=== Dataset records ===

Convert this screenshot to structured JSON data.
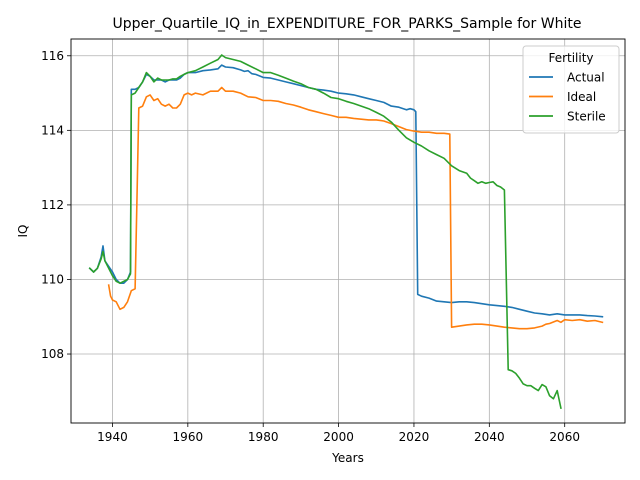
{
  "chart_data": {
    "type": "line",
    "title": "Upper_Quartile_IQ_in_EXPENDITURE_FOR_PARKS_Sample for White",
    "xlabel": "Years",
    "ylabel": "IQ",
    "xlim": [
      1929,
      2076
    ],
    "ylim": [
      106.15,
      116.45
    ],
    "xticks": [
      1940,
      1960,
      1980,
      2000,
      2020,
      2040,
      2060
    ],
    "yticks": [
      108,
      110,
      112,
      114,
      116
    ],
    "grid": true,
    "legend": {
      "title": "Fertility",
      "placement": "top-right"
    },
    "series": [
      {
        "name": "Actual",
        "color": "#1f77b4",
        "points": [
          [
            1934,
            110.3
          ],
          [
            1935,
            110.2
          ],
          [
            1936,
            110.3
          ],
          [
            1937,
            110.6
          ],
          [
            1937.5,
            110.9
          ],
          [
            1938,
            110.5
          ],
          [
            1939,
            110.35
          ],
          [
            1940,
            110.2
          ],
          [
            1941,
            110.0
          ],
          [
            1942,
            109.9
          ],
          [
            1943,
            109.9
          ],
          [
            1944,
            110.0
          ],
          [
            1944.8,
            110.2
          ],
          [
            1945,
            115.1
          ],
          [
            1946,
            115.1
          ],
          [
            1947,
            115.15
          ],
          [
            1948,
            115.3
          ],
          [
            1949,
            115.5
          ],
          [
            1950,
            115.45
          ],
          [
            1951,
            115.35
          ],
          [
            1952,
            115.35
          ],
          [
            1953,
            115.35
          ],
          [
            1954,
            115.3
          ],
          [
            1955,
            115.35
          ],
          [
            1956,
            115.35
          ],
          [
            1957,
            115.35
          ],
          [
            1958,
            115.4
          ],
          [
            1959,
            115.5
          ],
          [
            1960,
            115.55
          ],
          [
            1962,
            115.55
          ],
          [
            1964,
            115.6
          ],
          [
            1966,
            115.62
          ],
          [
            1968,
            115.65
          ],
          [
            1969,
            115.75
          ],
          [
            1970,
            115.7
          ],
          [
            1972,
            115.68
          ],
          [
            1974,
            115.62
          ],
          [
            1975,
            115.58
          ],
          [
            1976,
            115.6
          ],
          [
            1977,
            115.52
          ],
          [
            1978,
            115.5
          ],
          [
            1980,
            115.42
          ],
          [
            1982,
            115.4
          ],
          [
            1984,
            115.35
          ],
          [
            1986,
            115.3
          ],
          [
            1988,
            115.25
          ],
          [
            1990,
            115.2
          ],
          [
            1992,
            115.15
          ],
          [
            1994,
            115.1
          ],
          [
            1996,
            115.08
          ],
          [
            1998,
            115.05
          ],
          [
            2000,
            115.0
          ],
          [
            2002,
            114.98
          ],
          [
            2004,
            114.95
          ],
          [
            2006,
            114.9
          ],
          [
            2008,
            114.85
          ],
          [
            2010,
            114.8
          ],
          [
            2012,
            114.75
          ],
          [
            2014,
            114.65
          ],
          [
            2016,
            114.62
          ],
          [
            2018,
            114.55
          ],
          [
            2019,
            114.58
          ],
          [
            2020,
            114.55
          ],
          [
            2020.5,
            114.5
          ],
          [
            2021,
            109.6
          ],
          [
            2022,
            109.55
          ],
          [
            2024,
            109.5
          ],
          [
            2026,
            109.42
          ],
          [
            2028,
            109.4
          ],
          [
            2030,
            109.38
          ],
          [
            2032,
            109.4
          ],
          [
            2034,
            109.4
          ],
          [
            2036,
            109.38
          ],
          [
            2038,
            109.35
          ],
          [
            2040,
            109.32
          ],
          [
            2042,
            109.3
          ],
          [
            2044,
            109.28
          ],
          [
            2046,
            109.25
          ],
          [
            2048,
            109.2
          ],
          [
            2050,
            109.15
          ],
          [
            2052,
            109.1
          ],
          [
            2054,
            109.08
          ],
          [
            2056,
            109.05
          ],
          [
            2058,
            109.08
          ],
          [
            2060,
            109.05
          ],
          [
            2062,
            109.05
          ],
          [
            2064,
            109.05
          ],
          [
            2066,
            109.03
          ],
          [
            2068,
            109.02
          ],
          [
            2070,
            109.0
          ]
        ]
      },
      {
        "name": "Ideal",
        "color": "#ff7f0e",
        "points": [
          [
            1939,
            109.85
          ],
          [
            1939.5,
            109.55
          ],
          [
            1940,
            109.45
          ],
          [
            1941,
            109.4
          ],
          [
            1942,
            109.2
          ],
          [
            1943,
            109.25
          ],
          [
            1944,
            109.4
          ],
          [
            1945,
            109.7
          ],
          [
            1946,
            109.75
          ],
          [
            1946.5,
            112.2
          ],
          [
            1947,
            114.6
          ],
          [
            1948,
            114.65
          ],
          [
            1949,
            114.9
          ],
          [
            1950,
            114.95
          ],
          [
            1951,
            114.8
          ],
          [
            1952,
            114.85
          ],
          [
            1953,
            114.7
          ],
          [
            1954,
            114.65
          ],
          [
            1955,
            114.7
          ],
          [
            1956,
            114.6
          ],
          [
            1957,
            114.6
          ],
          [
            1958,
            114.7
          ],
          [
            1959,
            114.95
          ],
          [
            1960,
            115.0
          ],
          [
            1961,
            114.95
          ],
          [
            1962,
            115.0
          ],
          [
            1964,
            114.95
          ],
          [
            1966,
            115.05
          ],
          [
            1968,
            115.05
          ],
          [
            1969,
            115.15
          ],
          [
            1970,
            115.05
          ],
          [
            1972,
            115.05
          ],
          [
            1974,
            115.0
          ],
          [
            1976,
            114.9
          ],
          [
            1978,
            114.88
          ],
          [
            1980,
            114.8
          ],
          [
            1982,
            114.8
          ],
          [
            1984,
            114.78
          ],
          [
            1986,
            114.72
          ],
          [
            1988,
            114.68
          ],
          [
            1990,
            114.62
          ],
          [
            1992,
            114.55
          ],
          [
            1994,
            114.5
          ],
          [
            1996,
            114.45
          ],
          [
            1998,
            114.4
          ],
          [
            2000,
            114.35
          ],
          [
            2002,
            114.35
          ],
          [
            2004,
            114.32
          ],
          [
            2006,
            114.3
          ],
          [
            2008,
            114.28
          ],
          [
            2010,
            114.28
          ],
          [
            2012,
            114.25
          ],
          [
            2014,
            114.18
          ],
          [
            2016,
            114.1
          ],
          [
            2018,
            114.02
          ],
          [
            2020,
            113.98
          ],
          [
            2022,
            113.95
          ],
          [
            2024,
            113.95
          ],
          [
            2026,
            113.92
          ],
          [
            2028,
            113.92
          ],
          [
            2029.5,
            113.9
          ],
          [
            2030,
            108.72
          ],
          [
            2032,
            108.75
          ],
          [
            2034,
            108.78
          ],
          [
            2036,
            108.8
          ],
          [
            2038,
            108.8
          ],
          [
            2040,
            108.78
          ],
          [
            2042,
            108.75
          ],
          [
            2044,
            108.72
          ],
          [
            2046,
            108.7
          ],
          [
            2048,
            108.68
          ],
          [
            2050,
            108.68
          ],
          [
            2052,
            108.7
          ],
          [
            2054,
            108.75
          ],
          [
            2055,
            108.8
          ],
          [
            2056,
            108.82
          ],
          [
            2058,
            108.9
          ],
          [
            2059,
            108.85
          ],
          [
            2060,
            108.92
          ],
          [
            2062,
            108.9
          ],
          [
            2064,
            108.92
          ],
          [
            2066,
            108.88
          ],
          [
            2068,
            108.9
          ],
          [
            2070,
            108.85
          ]
        ]
      },
      {
        "name": "Sterile",
        "color": "#2ca02c",
        "points": [
          [
            1934,
            110.3
          ],
          [
            1935,
            110.2
          ],
          [
            1936,
            110.3
          ],
          [
            1937,
            110.55
          ],
          [
            1937.5,
            110.75
          ],
          [
            1938,
            110.5
          ],
          [
            1939,
            110.3
          ],
          [
            1940,
            110.1
          ],
          [
            1941,
            109.95
          ],
          [
            1942,
            109.9
          ],
          [
            1943,
            109.95
          ],
          [
            1944,
            110.0
          ],
          [
            1944.8,
            110.15
          ],
          [
            1945,
            114.95
          ],
          [
            1946,
            115.0
          ],
          [
            1947,
            115.15
          ],
          [
            1948,
            115.3
          ],
          [
            1949,
            115.55
          ],
          [
            1950,
            115.45
          ],
          [
            1951,
            115.3
          ],
          [
            1952,
            115.4
          ],
          [
            1953,
            115.35
          ],
          [
            1954,
            115.35
          ],
          [
            1955,
            115.35
          ],
          [
            1956,
            115.38
          ],
          [
            1957,
            115.38
          ],
          [
            1958,
            115.45
          ],
          [
            1959,
            115.5
          ],
          [
            1960,
            115.55
          ],
          [
            1962,
            115.6
          ],
          [
            1964,
            115.7
          ],
          [
            1966,
            115.8
          ],
          [
            1968,
            115.9
          ],
          [
            1969,
            116.02
          ],
          [
            1970,
            115.95
          ],
          [
            1972,
            115.9
          ],
          [
            1974,
            115.85
          ],
          [
            1976,
            115.75
          ],
          [
            1978,
            115.65
          ],
          [
            1980,
            115.55
          ],
          [
            1982,
            115.55
          ],
          [
            1984,
            115.48
          ],
          [
            1986,
            115.4
          ],
          [
            1988,
            115.32
          ],
          [
            1990,
            115.25
          ],
          [
            1992,
            115.15
          ],
          [
            1994,
            115.1
          ],
          [
            1996,
            115.0
          ],
          [
            1998,
            114.88
          ],
          [
            2000,
            114.85
          ],
          [
            2002,
            114.78
          ],
          [
            2004,
            114.72
          ],
          [
            2006,
            114.65
          ],
          [
            2008,
            114.58
          ],
          [
            2010,
            114.48
          ],
          [
            2012,
            114.38
          ],
          [
            2014,
            114.22
          ],
          [
            2016,
            114.0
          ],
          [
            2018,
            113.8
          ],
          [
            2020,
            113.68
          ],
          [
            2022,
            113.58
          ],
          [
            2024,
            113.45
          ],
          [
            2026,
            113.35
          ],
          [
            2028,
            113.25
          ],
          [
            2030,
            113.05
          ],
          [
            2032,
            112.92
          ],
          [
            2034,
            112.85
          ],
          [
            2035,
            112.72
          ],
          [
            2036,
            112.65
          ],
          [
            2037,
            112.58
          ],
          [
            2038,
            112.62
          ],
          [
            2039,
            112.58
          ],
          [
            2040,
            112.6
          ],
          [
            2041,
            112.62
          ],
          [
            2042,
            112.52
          ],
          [
            2043,
            112.48
          ],
          [
            2044,
            112.4
          ],
          [
            2045,
            107.58
          ],
          [
            2046,
            107.55
          ],
          [
            2047,
            107.48
          ],
          [
            2048,
            107.35
          ],
          [
            2049,
            107.2
          ],
          [
            2050,
            107.15
          ],
          [
            2051,
            107.15
          ],
          [
            2052,
            107.08
          ],
          [
            2053,
            107.02
          ],
          [
            2054,
            107.18
          ],
          [
            2055,
            107.12
          ],
          [
            2056,
            106.88
          ],
          [
            2057,
            106.8
          ],
          [
            2058,
            107.02
          ],
          [
            2059,
            106.55
          ]
        ]
      }
    ]
  }
}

===

# Your task
Search the lines above for the string "color", then show every one that has it.

# Task answer
        "color": "#1f77b4",
        "color": "#ff7f0e",
        "color": "#2ca02c",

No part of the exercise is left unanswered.